## [Input material]
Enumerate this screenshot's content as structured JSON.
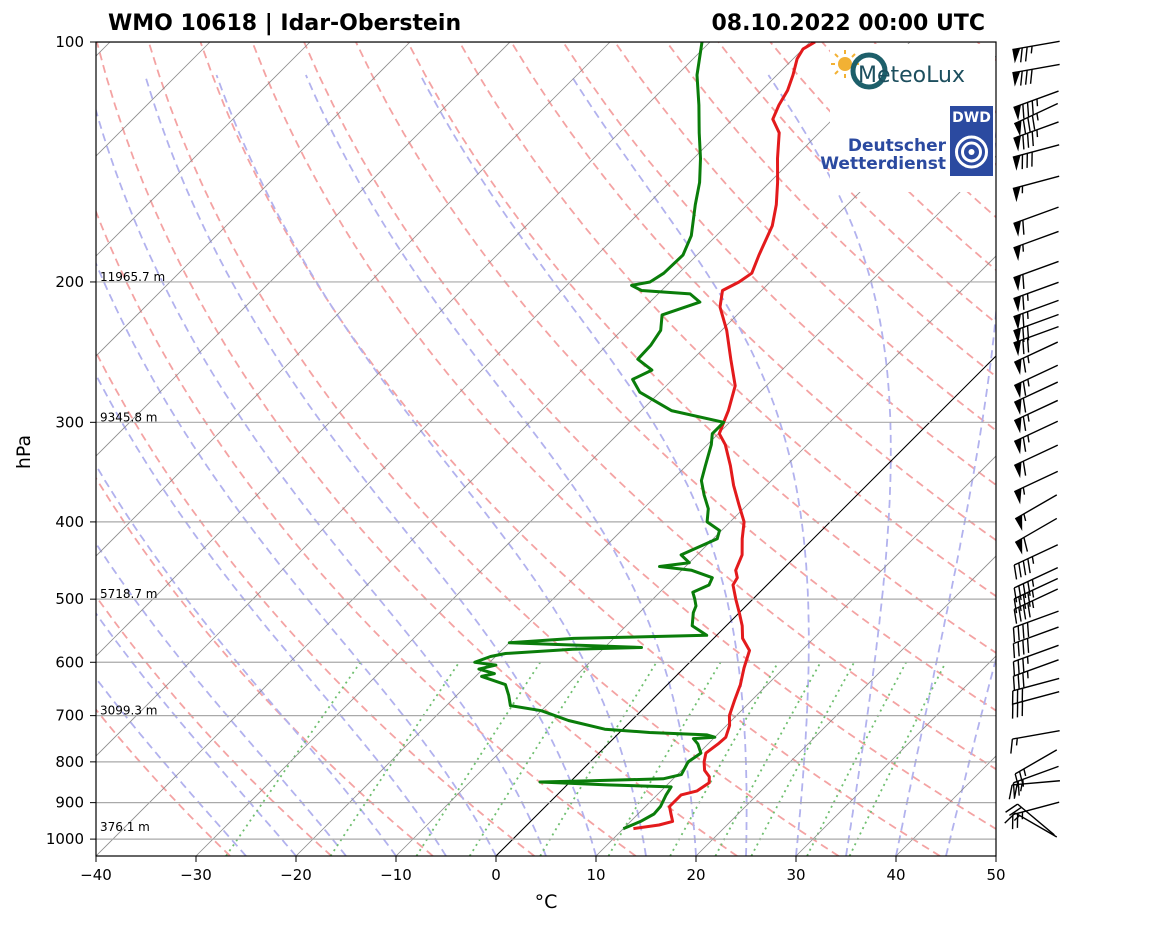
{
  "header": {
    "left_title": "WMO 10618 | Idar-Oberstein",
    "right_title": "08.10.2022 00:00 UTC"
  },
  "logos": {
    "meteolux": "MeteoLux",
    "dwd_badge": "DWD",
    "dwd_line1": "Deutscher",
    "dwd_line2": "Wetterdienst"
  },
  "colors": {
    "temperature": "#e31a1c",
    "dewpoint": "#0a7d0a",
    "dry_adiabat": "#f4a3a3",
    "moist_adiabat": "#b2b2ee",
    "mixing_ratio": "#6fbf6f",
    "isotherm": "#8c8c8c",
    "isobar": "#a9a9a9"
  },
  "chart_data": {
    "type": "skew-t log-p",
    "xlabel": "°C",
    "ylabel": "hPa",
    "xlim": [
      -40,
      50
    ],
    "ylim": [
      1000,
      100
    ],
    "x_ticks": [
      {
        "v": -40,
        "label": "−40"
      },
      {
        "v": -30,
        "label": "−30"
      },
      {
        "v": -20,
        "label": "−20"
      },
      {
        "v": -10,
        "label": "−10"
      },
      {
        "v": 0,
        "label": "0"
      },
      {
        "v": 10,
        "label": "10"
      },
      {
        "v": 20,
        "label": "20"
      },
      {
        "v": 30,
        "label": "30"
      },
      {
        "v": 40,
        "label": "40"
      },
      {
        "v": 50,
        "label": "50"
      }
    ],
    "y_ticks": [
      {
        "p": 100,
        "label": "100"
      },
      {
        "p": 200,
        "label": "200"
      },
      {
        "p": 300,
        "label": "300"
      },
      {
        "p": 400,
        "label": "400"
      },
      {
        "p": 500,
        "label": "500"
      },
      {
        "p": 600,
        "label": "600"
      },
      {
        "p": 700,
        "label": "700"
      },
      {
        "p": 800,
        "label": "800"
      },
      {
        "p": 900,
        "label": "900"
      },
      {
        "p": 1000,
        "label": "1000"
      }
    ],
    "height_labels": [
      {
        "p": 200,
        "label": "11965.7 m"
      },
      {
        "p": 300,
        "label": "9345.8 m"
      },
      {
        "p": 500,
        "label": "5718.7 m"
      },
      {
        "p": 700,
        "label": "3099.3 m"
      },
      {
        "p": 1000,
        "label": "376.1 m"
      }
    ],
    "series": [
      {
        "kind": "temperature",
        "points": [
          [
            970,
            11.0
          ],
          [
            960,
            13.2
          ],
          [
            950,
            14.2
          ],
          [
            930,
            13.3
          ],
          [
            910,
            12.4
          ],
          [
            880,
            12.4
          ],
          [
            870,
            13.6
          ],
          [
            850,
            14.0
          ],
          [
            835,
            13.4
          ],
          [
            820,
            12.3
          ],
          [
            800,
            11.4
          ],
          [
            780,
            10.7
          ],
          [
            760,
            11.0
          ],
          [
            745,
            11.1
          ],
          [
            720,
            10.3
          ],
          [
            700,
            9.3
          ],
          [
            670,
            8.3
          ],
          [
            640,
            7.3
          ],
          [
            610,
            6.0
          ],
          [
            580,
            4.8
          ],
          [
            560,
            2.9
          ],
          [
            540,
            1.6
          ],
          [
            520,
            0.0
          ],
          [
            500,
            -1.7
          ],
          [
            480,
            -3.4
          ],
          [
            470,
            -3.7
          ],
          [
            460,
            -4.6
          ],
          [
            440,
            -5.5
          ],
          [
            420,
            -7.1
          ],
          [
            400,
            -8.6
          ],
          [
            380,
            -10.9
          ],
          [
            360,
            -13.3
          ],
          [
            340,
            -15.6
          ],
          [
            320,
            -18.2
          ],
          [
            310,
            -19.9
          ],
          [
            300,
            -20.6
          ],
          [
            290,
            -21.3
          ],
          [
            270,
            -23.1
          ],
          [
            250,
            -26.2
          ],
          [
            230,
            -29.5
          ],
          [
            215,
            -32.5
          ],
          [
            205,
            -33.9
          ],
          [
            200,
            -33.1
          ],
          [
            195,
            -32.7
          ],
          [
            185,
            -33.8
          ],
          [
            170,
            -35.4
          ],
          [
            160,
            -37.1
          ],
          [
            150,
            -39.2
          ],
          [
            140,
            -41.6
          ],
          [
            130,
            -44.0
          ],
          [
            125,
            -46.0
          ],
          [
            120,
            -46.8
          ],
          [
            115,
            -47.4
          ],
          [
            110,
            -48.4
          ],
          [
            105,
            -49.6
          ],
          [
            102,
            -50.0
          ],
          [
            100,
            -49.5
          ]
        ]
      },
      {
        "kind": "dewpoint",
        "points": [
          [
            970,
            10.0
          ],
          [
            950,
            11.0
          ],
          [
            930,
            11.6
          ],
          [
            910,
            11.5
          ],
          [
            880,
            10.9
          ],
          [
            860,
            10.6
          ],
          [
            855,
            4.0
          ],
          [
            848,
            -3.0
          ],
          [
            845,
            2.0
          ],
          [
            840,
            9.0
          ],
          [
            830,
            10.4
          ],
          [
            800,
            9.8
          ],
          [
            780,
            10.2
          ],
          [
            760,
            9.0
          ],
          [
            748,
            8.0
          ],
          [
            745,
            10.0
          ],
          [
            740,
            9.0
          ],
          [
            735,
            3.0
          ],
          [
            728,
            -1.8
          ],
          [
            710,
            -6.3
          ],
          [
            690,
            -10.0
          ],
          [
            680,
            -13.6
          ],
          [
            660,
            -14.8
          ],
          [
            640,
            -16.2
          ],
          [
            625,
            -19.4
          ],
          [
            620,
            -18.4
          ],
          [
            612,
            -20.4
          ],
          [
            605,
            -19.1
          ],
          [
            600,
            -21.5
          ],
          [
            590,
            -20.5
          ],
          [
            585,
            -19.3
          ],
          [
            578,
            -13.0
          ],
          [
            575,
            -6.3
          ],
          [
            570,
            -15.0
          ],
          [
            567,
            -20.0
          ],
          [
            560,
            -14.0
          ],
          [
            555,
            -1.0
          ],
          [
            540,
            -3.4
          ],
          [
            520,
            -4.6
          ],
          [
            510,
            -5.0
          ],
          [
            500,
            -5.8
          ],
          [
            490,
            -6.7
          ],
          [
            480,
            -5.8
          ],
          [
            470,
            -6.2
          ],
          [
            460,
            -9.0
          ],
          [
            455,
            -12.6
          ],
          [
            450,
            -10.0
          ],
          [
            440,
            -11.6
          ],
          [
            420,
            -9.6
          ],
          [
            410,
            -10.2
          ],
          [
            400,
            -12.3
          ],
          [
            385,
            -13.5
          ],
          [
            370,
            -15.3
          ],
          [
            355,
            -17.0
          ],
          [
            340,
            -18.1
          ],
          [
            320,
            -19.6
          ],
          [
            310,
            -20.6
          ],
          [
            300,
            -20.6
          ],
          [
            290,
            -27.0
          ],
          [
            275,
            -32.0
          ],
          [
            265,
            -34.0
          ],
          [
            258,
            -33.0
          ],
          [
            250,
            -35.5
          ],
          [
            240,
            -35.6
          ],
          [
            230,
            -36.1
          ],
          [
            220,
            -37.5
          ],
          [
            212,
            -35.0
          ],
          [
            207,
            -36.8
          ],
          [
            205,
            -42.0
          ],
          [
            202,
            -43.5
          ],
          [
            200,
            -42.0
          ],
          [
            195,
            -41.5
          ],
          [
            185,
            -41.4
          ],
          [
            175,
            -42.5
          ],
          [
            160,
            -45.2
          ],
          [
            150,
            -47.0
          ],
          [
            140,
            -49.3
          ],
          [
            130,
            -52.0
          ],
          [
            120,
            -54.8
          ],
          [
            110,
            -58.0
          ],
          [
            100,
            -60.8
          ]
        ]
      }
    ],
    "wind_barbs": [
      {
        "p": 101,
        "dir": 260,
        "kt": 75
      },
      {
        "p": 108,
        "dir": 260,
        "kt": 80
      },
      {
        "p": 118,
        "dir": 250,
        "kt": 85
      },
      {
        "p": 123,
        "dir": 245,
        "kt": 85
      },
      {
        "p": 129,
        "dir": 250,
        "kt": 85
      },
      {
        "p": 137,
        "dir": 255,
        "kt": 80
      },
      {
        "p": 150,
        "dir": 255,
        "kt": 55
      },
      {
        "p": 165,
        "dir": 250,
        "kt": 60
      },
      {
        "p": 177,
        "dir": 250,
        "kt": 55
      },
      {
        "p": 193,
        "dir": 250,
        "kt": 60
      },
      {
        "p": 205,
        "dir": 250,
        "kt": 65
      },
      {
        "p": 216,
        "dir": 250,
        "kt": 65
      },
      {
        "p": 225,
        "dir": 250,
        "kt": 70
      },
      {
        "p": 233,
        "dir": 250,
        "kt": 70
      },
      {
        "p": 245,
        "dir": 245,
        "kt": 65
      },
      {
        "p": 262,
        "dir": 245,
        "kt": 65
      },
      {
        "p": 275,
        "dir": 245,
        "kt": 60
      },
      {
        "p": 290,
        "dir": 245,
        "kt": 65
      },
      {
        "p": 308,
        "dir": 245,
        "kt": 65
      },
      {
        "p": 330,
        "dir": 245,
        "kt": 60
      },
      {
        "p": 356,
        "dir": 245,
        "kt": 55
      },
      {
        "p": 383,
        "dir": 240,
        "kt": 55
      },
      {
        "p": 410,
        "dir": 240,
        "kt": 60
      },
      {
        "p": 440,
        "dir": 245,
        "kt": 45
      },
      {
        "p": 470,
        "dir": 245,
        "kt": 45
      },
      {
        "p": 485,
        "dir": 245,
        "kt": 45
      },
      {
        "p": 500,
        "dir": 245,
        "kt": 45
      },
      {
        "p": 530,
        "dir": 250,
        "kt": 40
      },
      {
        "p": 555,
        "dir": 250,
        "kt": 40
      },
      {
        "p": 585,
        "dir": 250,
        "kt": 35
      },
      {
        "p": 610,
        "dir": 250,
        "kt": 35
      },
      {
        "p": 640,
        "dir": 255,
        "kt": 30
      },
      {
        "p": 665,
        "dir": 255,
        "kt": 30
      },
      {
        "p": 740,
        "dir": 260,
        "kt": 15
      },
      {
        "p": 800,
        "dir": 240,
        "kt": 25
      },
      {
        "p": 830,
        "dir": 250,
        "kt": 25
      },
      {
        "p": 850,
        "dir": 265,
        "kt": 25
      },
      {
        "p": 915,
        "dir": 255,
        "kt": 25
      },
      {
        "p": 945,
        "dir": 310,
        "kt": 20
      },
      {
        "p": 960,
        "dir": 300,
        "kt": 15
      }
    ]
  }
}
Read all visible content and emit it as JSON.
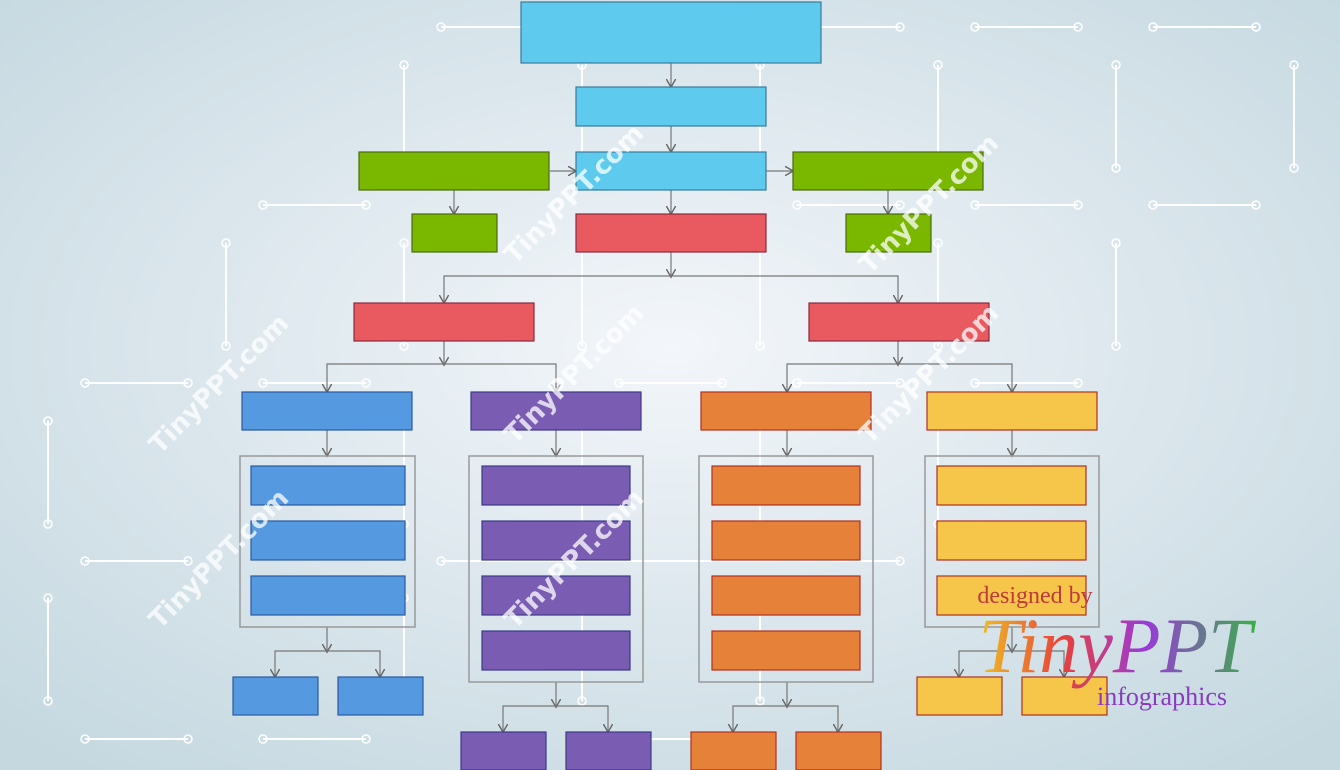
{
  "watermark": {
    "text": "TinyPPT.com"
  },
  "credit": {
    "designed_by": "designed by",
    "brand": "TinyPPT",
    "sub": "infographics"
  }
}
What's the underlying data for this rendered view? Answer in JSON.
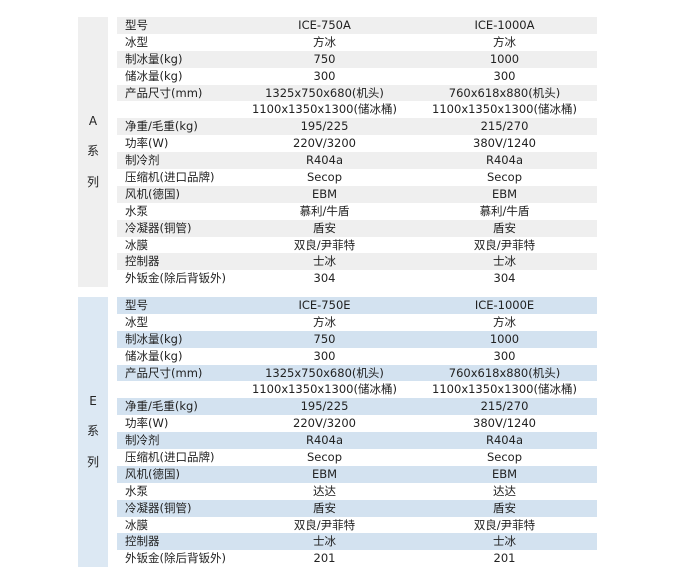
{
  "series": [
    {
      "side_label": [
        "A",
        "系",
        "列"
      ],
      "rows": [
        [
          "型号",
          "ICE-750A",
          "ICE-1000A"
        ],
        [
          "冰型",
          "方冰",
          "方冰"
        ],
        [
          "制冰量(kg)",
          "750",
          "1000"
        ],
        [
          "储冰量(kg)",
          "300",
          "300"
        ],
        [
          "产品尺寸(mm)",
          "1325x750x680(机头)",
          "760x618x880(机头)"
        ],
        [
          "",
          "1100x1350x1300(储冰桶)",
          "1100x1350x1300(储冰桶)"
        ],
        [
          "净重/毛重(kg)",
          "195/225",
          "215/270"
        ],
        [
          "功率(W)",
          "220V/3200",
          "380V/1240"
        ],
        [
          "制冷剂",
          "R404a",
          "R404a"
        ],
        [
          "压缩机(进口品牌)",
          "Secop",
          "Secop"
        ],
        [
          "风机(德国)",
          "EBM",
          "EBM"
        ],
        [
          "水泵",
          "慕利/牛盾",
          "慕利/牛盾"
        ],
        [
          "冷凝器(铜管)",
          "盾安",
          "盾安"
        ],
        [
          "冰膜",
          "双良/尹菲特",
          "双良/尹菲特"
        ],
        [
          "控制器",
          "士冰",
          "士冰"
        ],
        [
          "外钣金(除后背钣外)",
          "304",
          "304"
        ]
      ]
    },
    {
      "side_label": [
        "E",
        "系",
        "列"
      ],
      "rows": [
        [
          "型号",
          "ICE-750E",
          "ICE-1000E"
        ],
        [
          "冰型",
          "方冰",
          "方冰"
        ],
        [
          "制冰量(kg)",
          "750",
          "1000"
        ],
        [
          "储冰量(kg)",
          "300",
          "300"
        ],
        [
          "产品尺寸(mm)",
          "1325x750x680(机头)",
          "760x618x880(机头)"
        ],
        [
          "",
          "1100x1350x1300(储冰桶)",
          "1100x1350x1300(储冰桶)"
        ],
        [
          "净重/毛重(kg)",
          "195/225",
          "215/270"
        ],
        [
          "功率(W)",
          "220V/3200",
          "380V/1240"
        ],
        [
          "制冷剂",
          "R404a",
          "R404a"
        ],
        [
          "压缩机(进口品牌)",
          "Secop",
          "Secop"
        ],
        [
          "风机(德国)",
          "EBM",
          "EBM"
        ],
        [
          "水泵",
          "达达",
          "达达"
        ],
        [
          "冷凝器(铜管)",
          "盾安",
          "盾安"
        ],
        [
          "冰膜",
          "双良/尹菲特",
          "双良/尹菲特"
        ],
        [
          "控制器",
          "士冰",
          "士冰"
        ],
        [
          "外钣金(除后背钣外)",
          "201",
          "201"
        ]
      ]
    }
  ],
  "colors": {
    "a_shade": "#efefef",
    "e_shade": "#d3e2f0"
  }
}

## [Description of the task]
Say, as a number only, how many lines of the data contain "JSON".

## [Output below]
3